▶ [THE EXERCISE] All of the material should be reproduced exactly, with pictures left out.

▶ [EXTRACTED ENTRIES]
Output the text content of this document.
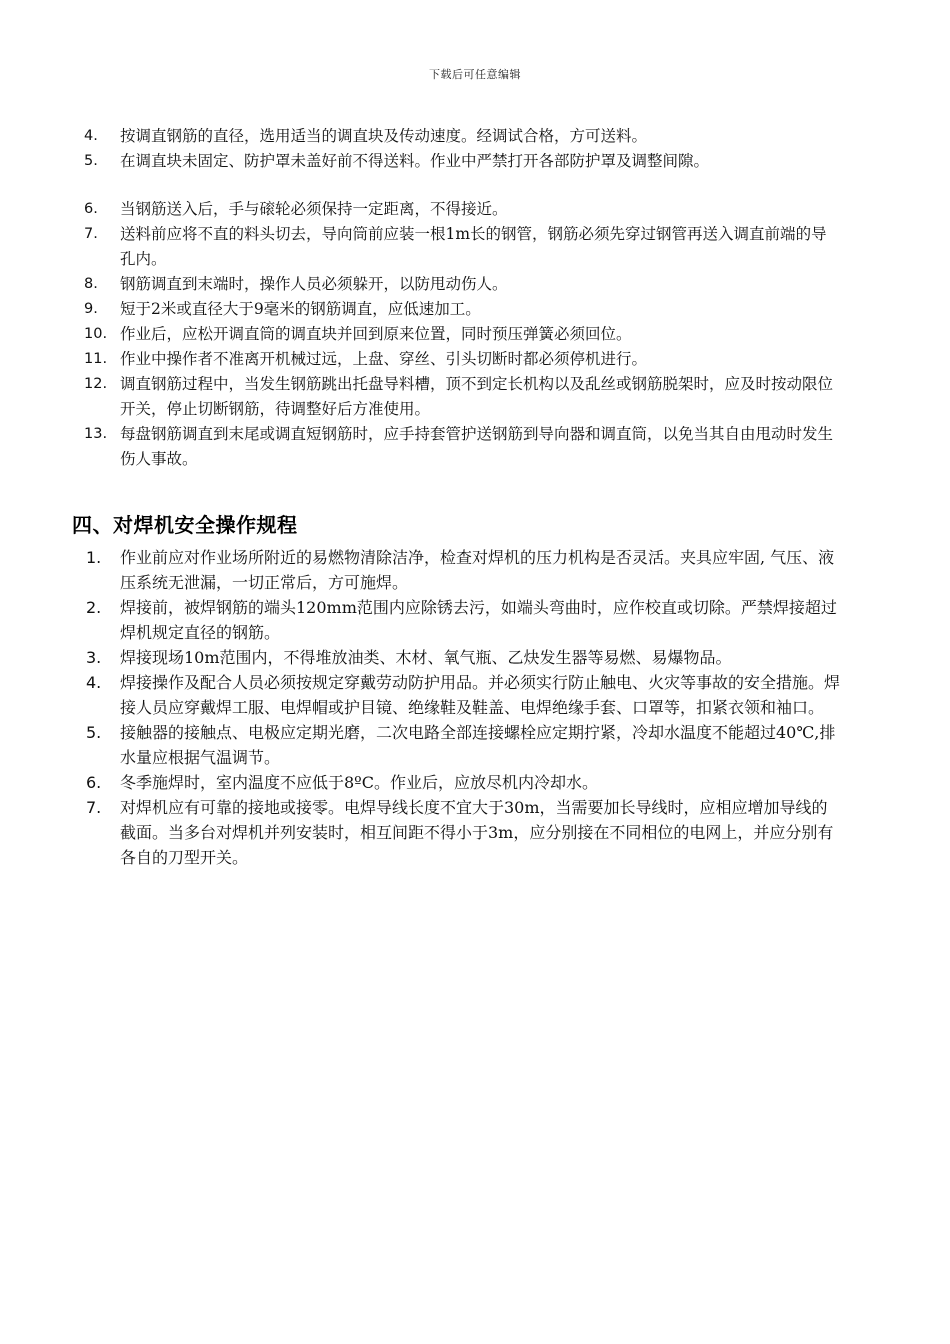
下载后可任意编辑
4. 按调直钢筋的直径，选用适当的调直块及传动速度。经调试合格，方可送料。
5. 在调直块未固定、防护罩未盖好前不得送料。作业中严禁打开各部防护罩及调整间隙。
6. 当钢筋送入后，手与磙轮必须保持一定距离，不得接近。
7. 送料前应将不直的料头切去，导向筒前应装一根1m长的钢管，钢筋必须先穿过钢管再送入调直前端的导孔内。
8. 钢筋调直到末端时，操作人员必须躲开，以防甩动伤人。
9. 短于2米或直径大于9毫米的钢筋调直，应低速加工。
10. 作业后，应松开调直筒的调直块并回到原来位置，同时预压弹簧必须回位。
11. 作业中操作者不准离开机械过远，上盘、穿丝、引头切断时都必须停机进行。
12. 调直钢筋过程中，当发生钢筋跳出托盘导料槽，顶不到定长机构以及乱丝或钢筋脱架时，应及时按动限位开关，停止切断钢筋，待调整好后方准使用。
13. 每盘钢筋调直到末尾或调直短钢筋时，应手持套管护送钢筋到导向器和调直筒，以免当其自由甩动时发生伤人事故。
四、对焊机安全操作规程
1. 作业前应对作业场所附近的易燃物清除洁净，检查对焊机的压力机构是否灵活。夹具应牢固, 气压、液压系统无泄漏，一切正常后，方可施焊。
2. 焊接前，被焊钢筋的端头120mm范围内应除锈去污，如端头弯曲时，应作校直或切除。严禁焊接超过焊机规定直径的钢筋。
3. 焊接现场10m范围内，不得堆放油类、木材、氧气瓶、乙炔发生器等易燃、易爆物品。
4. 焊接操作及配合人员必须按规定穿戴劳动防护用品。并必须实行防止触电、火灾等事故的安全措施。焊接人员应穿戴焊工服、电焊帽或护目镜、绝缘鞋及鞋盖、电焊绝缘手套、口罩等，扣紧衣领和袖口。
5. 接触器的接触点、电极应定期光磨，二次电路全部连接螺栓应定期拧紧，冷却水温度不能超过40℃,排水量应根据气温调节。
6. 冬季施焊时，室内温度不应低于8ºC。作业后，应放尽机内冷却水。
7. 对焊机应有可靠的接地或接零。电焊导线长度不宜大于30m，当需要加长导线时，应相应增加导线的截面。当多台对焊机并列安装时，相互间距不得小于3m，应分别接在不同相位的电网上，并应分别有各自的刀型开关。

▶ [SOLUTION TO THE EXERCISE]
Output the text content of this document.
下载后可任意编辑
4. 按调直钢筋的直径，选用适当的调直块及传动速度。经调试合格，方可送料。
5. 在调直块未固定、防护罩未盖好前不得送料。作业中严禁打开各部防护罩及调整间隙。
6. 当钢筋送入后，手与磙轮必须保持一定距离，不得接近。
7. 送料前应将不直的料头切去，导向筒前应装一根1m长的钢管，钢筋必须先穿过钢管再送入调直前端的导孔内。
8. 钢筋调直到末端时，操作人员必须躲开，以防甩动伤人。
9. 短于2米或直径大于9毫米的钢筋调直，应低速加工。
10. 作业后，应松开调直筒的调直块并回到原来位置，同时预压弹簧必须回位。
11. 作业中操作者不准离开机械过远，上盘、穿丝、引头切断时都必须停机进行。
12. 调直钢筋过程中，当发生钢筋跳出托盘导料槽，顶不到定长机构以及乱丝或钢筋脱架时，应及时按动限位开关，停止切断钢筋，待调整好后方准使用。
13. 每盘钢筋调直到末尾或调直短钢筋时，应手持套管护送钢筋到导向器和调直筒，以免当其自由甩动时发生伤人事故。
四、对焊机安全操作规程
1. 作业前应对作业场所附近的易燃物清除洁净，检查对焊机的压力机构是否灵活。夹具应牢固, 气压、液压系统无泄漏，一切正常后，方可施焊。
2. 焊接前，被焊钢筋的端头120mm范围内应除锈去污，如端头弯曲时，应作校直或切除。严禁焊接超过焊机规定直径的钢筋。
3. 焊接现场10m范围内，不得堆放油类、木材、氧气瓶、乙炔发生器等易燃、易爆物品。
4. 焊接操作及配合人员必须按规定穿戴劳动防护用品。并必须实行防止触电、火灾等事故的安全措施。焊接人员应穿戴焊工服、电焊帽或护目镜、绝缘鞋及鞋盖、电焊绝缘手套、口罩等，扣紧衣领和袖口。
5. 接触器的接触点、电极应定期光磨，二次电路全部连接螺栓应定期拧紧，冷却水温度不能超过40℃,排水量应根据气温调节。
6. 冬季施焊时，室内温度不应低于8ºC。作业后，应放尽机内冷却水。
7. 对焊机应有可靠的接地或接零。电焊导线长度不宜大于30m，当需要加长导线时，应相应增加导线的截面。当多台对焊机并列安装时，相互间距不得小于3m，应分别接在不同相位的电网上，并应分别有各自的刀型开关。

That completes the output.